Figure record listings:
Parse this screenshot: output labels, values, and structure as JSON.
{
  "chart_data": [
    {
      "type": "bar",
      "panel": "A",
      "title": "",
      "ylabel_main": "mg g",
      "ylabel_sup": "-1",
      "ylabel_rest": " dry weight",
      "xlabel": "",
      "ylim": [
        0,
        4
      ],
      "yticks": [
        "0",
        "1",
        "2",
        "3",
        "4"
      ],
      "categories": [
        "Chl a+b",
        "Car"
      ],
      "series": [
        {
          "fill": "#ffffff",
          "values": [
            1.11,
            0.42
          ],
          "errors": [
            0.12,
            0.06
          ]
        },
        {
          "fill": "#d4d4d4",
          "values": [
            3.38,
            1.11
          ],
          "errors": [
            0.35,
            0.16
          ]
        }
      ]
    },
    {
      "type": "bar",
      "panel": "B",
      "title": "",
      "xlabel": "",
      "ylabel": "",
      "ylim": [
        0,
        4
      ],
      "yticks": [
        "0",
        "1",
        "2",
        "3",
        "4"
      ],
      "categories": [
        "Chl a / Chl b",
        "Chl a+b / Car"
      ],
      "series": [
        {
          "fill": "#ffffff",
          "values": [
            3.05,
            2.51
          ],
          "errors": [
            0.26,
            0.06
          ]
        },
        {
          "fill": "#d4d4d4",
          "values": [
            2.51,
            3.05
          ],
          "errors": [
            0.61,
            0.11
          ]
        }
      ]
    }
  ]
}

● DO THIS:
Write out the whole listing again, exactly as it stands.

● THE COMPLETED TASK:
Parse this screenshot: output labels, values, and structure as JSON.
{
  "chart_data": [
    {
      "type": "bar",
      "panel": "A",
      "title": "",
      "ylabel_main": "mg g",
      "ylabel_sup": "-1",
      "ylabel_rest": " dry weight",
      "xlabel": "",
      "ylim": [
        0,
        4
      ],
      "yticks": [
        "0",
        "1",
        "2",
        "3",
        "4"
      ],
      "categories": [
        "Chl a+b",
        "Car"
      ],
      "series": [
        {
          "fill": "#ffffff",
          "values": [
            1.11,
            0.42
          ],
          "errors": [
            0.12,
            0.06
          ]
        },
        {
          "fill": "#d4d4d4",
          "values": [
            3.38,
            1.11
          ],
          "errors": [
            0.35,
            0.16
          ]
        }
      ]
    },
    {
      "type": "bar",
      "panel": "B",
      "title": "",
      "xlabel": "",
      "ylabel": "",
      "ylim": [
        0,
        4
      ],
      "yticks": [
        "0",
        "1",
        "2",
        "3",
        "4"
      ],
      "categories": [
        "Chl a / Chl b",
        "Chl a+b / Car"
      ],
      "series": [
        {
          "fill": "#ffffff",
          "values": [
            3.05,
            2.51
          ],
          "errors": [
            0.26,
            0.06
          ]
        },
        {
          "fill": "#d4d4d4",
          "values": [
            2.51,
            3.05
          ],
          "errors": [
            0.61,
            0.11
          ]
        }
      ]
    }
  ]
}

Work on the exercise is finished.